>> Begin DATA ENTRIES
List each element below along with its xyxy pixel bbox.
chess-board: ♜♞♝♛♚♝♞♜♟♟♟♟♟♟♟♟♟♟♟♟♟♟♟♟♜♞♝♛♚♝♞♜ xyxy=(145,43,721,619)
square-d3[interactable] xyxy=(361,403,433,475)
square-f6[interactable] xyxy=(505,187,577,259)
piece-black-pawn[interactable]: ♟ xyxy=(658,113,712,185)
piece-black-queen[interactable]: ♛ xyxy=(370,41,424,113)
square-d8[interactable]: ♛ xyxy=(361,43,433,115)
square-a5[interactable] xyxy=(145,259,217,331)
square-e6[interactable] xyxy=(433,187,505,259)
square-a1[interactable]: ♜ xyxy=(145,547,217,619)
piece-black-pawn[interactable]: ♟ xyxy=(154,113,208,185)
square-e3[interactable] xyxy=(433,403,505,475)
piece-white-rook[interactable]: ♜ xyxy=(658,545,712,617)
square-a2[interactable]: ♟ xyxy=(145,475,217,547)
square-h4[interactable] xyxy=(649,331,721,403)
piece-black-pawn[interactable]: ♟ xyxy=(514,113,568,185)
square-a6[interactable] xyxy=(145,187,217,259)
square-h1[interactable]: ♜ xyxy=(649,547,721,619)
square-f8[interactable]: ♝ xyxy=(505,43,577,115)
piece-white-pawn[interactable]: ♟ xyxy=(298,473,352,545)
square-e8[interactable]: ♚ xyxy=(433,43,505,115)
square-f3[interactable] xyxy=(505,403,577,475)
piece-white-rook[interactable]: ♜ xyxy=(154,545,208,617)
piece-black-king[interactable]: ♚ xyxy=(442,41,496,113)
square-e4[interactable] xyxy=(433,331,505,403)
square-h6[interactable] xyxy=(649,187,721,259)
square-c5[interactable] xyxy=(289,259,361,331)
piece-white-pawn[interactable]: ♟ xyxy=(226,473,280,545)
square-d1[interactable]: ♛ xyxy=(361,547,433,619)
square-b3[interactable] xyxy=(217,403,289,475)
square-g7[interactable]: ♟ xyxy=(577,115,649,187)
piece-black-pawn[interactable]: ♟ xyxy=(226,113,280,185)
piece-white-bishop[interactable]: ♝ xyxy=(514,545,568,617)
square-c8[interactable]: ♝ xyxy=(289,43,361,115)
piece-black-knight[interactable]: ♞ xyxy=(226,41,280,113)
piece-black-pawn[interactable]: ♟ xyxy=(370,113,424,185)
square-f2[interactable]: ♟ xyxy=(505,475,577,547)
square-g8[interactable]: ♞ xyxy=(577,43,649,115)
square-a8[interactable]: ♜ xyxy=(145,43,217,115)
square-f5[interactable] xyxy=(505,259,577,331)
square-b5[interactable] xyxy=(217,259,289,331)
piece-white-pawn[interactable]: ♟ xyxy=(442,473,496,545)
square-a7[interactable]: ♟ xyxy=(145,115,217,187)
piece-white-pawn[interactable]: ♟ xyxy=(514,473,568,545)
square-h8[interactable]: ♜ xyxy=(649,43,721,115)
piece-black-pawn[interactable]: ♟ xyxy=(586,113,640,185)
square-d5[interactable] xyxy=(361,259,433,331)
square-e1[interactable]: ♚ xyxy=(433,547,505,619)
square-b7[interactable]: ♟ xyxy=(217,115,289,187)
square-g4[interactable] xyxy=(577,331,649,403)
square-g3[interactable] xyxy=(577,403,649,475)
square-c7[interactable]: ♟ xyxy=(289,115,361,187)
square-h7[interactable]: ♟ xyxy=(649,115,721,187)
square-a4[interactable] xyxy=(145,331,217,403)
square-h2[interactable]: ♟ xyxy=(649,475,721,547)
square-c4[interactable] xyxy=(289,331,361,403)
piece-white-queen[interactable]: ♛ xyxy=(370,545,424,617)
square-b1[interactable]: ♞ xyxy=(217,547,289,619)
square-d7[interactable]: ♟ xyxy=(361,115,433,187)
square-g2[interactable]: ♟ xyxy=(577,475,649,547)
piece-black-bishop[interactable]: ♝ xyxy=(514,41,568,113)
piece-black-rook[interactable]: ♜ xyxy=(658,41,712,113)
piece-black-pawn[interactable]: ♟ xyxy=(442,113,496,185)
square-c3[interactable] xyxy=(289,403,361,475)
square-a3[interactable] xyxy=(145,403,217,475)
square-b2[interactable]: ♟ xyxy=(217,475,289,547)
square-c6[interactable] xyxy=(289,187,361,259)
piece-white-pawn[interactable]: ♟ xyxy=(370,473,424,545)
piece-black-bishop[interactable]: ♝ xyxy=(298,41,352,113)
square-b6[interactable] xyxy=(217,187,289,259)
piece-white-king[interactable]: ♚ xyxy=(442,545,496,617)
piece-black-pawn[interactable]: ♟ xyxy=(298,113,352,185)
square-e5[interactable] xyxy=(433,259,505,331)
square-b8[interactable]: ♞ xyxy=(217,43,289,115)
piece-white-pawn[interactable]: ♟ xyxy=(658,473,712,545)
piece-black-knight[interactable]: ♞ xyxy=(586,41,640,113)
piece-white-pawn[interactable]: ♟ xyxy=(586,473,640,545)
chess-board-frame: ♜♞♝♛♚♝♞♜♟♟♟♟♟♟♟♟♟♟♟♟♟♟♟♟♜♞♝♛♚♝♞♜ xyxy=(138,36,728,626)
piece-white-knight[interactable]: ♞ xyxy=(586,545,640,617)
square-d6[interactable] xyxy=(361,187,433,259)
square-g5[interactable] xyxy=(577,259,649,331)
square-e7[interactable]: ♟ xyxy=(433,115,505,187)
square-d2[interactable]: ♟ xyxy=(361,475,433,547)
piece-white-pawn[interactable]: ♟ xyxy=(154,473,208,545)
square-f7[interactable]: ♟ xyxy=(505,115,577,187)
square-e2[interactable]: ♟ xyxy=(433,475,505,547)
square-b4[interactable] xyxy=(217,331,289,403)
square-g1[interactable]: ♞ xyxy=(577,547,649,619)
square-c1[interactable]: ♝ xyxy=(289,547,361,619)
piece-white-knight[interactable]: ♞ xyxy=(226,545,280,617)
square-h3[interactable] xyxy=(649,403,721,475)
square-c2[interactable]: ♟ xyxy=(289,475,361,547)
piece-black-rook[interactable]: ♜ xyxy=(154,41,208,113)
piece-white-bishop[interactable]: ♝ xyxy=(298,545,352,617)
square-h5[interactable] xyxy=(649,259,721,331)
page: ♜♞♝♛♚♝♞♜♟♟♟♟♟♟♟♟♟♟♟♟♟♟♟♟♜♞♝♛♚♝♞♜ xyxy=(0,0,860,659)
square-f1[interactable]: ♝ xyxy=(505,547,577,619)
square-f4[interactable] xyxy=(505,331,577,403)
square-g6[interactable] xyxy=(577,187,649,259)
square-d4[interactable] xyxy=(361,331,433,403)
>> End DATA ENTRIES
> **DIRECTION**
Rewrite the items above, replacing every "interactable" with "clickable" and leaving everything else the same.

> **ANSWER TO THE PROBLEM**
List each element below along with its xyxy pixel bbox.
chess-board: ♜♞♝♛♚♝♞♜♟♟♟♟♟♟♟♟♟♟♟♟♟♟♟♟♜♞♝♛♚♝♞♜ xyxy=(145,43,721,619)
square-d3[clickable] xyxy=(361,403,433,475)
square-f6[clickable] xyxy=(505,187,577,259)
piece-black-pawn[clickable]: ♟ xyxy=(658,113,712,185)
piece-black-queen[clickable]: ♛ xyxy=(370,41,424,113)
square-d8[clickable]: ♛ xyxy=(361,43,433,115)
square-a5[clickable] xyxy=(145,259,217,331)
square-e6[clickable] xyxy=(433,187,505,259)
square-a1[clickable]: ♜ xyxy=(145,547,217,619)
piece-black-pawn[clickable]: ♟ xyxy=(154,113,208,185)
square-e3[clickable] xyxy=(433,403,505,475)
piece-white-rook[clickable]: ♜ xyxy=(658,545,712,617)
square-a2[clickable]: ♟ xyxy=(145,475,217,547)
square-h4[clickable] xyxy=(649,331,721,403)
piece-black-pawn[clickable]: ♟ xyxy=(514,113,568,185)
square-a6[clickable] xyxy=(145,187,217,259)
square-h1[clickable]: ♜ xyxy=(649,547,721,619)
square-f8[clickable]: ♝ xyxy=(505,43,577,115)
piece-white-pawn[clickable]: ♟ xyxy=(298,473,352,545)
square-e8[clickable]: ♚ xyxy=(433,43,505,115)
square-f3[clickable] xyxy=(505,403,577,475)
piece-white-rook[clickable]: ♜ xyxy=(154,545,208,617)
piece-black-king[clickable]: ♚ xyxy=(442,41,496,113)
square-e4[clickable] xyxy=(433,331,505,403)
square-h6[clickable] xyxy=(649,187,721,259)
square-c5[clickable] xyxy=(289,259,361,331)
piece-white-pawn[clickable]: ♟ xyxy=(226,473,280,545)
square-d1[clickable]: ♛ xyxy=(361,547,433,619)
square-b3[clickable] xyxy=(217,403,289,475)
square-g7[clickable]: ♟ xyxy=(577,115,649,187)
piece-black-pawn[clickable]: ♟ xyxy=(226,113,280,185)
piece-white-bishop[clickable]: ♝ xyxy=(514,545,568,617)
square-c8[clickable]: ♝ xyxy=(289,43,361,115)
piece-black-knight[clickable]: ♞ xyxy=(226,41,280,113)
piece-black-pawn[clickable]: ♟ xyxy=(370,113,424,185)
square-f2[clickable]: ♟ xyxy=(505,475,577,547)
square-g8[clickable]: ♞ xyxy=(577,43,649,115)
square-a8[clickable]: ♜ xyxy=(145,43,217,115)
square-f5[clickable] xyxy=(505,259,577,331)
square-b5[clickable] xyxy=(217,259,289,331)
piece-white-pawn[clickable]: ♟ xyxy=(442,473,496,545)
square-a7[clickable]: ♟ xyxy=(145,115,217,187)
piece-white-pawn[clickable]: ♟ xyxy=(514,473,568,545)
square-h8[clickable]: ♜ xyxy=(649,43,721,115)
piece-black-pawn[clickable]: ♟ xyxy=(586,113,640,185)
square-d5[clickable] xyxy=(361,259,433,331)
square-e1[clickable]: ♚ xyxy=(433,547,505,619)
square-b7[clickable]: ♟ xyxy=(217,115,289,187)
square-g4[clickable] xyxy=(577,331,649,403)
square-g3[clickable] xyxy=(577,403,649,475)
square-c7[clickable]: ♟ xyxy=(289,115,361,187)
square-h7[clickable]: ♟ xyxy=(649,115,721,187)
square-a4[clickable] xyxy=(145,331,217,403)
square-h2[clickable]: ♟ xyxy=(649,475,721,547)
square-c4[clickable] xyxy=(289,331,361,403)
piece-white-queen[clickable]: ♛ xyxy=(370,545,424,617)
square-b1[clickable]: ♞ xyxy=(217,547,289,619)
square-d7[clickable]: ♟ xyxy=(361,115,433,187)
square-g2[clickable]: ♟ xyxy=(577,475,649,547)
piece-black-bishop[clickable]: ♝ xyxy=(514,41,568,113)
piece-black-rook[clickable]: ♜ xyxy=(658,41,712,113)
piece-black-pawn[clickable]: ♟ xyxy=(442,113,496,185)
square-c3[clickable] xyxy=(289,403,361,475)
square-a3[clickable] xyxy=(145,403,217,475)
square-b2[clickable]: ♟ xyxy=(217,475,289,547)
square-c6[clickable] xyxy=(289,187,361,259)
piece-white-pawn[clickable]: ♟ xyxy=(370,473,424,545)
piece-black-bishop[clickable]: ♝ xyxy=(298,41,352,113)
square-b6[clickable] xyxy=(217,187,289,259)
piece-white-king[clickable]: ♚ xyxy=(442,545,496,617)
piece-black-pawn[clickable]: ♟ xyxy=(298,113,352,185)
square-e5[clickable] xyxy=(433,259,505,331)
square-b8[clickable]: ♞ xyxy=(217,43,289,115)
piece-white-pawn[clickable]: ♟ xyxy=(658,473,712,545)
piece-black-knight[clickable]: ♞ xyxy=(586,41,640,113)
piece-white-pawn[clickable]: ♟ xyxy=(586,473,640,545)
chess-board-frame: ♜♞♝♛♚♝♞♜♟♟♟♟♟♟♟♟♟♟♟♟♟♟♟♟♜♞♝♛♚♝♞♜ xyxy=(138,36,728,626)
piece-white-knight[clickable]: ♞ xyxy=(586,545,640,617)
square-d6[clickable] xyxy=(361,187,433,259)
square-g5[clickable] xyxy=(577,259,649,331)
square-e7[clickable]: ♟ xyxy=(433,115,505,187)
square-d2[clickable]: ♟ xyxy=(361,475,433,547)
piece-white-pawn[clickable]: ♟ xyxy=(154,473,208,545)
square-f7[clickable]: ♟ xyxy=(505,115,577,187)
square-e2[clickable]: ♟ xyxy=(433,475,505,547)
square-b4[clickable] xyxy=(217,331,289,403)
square-g1[clickable]: ♞ xyxy=(577,547,649,619)
square-c1[clickable]: ♝ xyxy=(289,547,361,619)
piece-white-knight[clickable]: ♞ xyxy=(226,545,280,617)
square-h3[clickable] xyxy=(649,403,721,475)
square-c2[clickable]: ♟ xyxy=(289,475,361,547)
piece-black-rook[clickable]: ♜ xyxy=(154,41,208,113)
piece-white-bishop[clickable]: ♝ xyxy=(298,545,352,617)
square-h5[clickable] xyxy=(649,259,721,331)
page: ♜♞♝♛♚♝♞♜♟♟♟♟♟♟♟♟♟♟♟♟♟♟♟♟♜♞♝♛♚♝♞♜ xyxy=(0,0,860,659)
square-f1[clickable]: ♝ xyxy=(505,547,577,619)
square-f4[clickable] xyxy=(505,331,577,403)
square-g6[clickable] xyxy=(577,187,649,259)
square-d4[clickable] xyxy=(361,331,433,403)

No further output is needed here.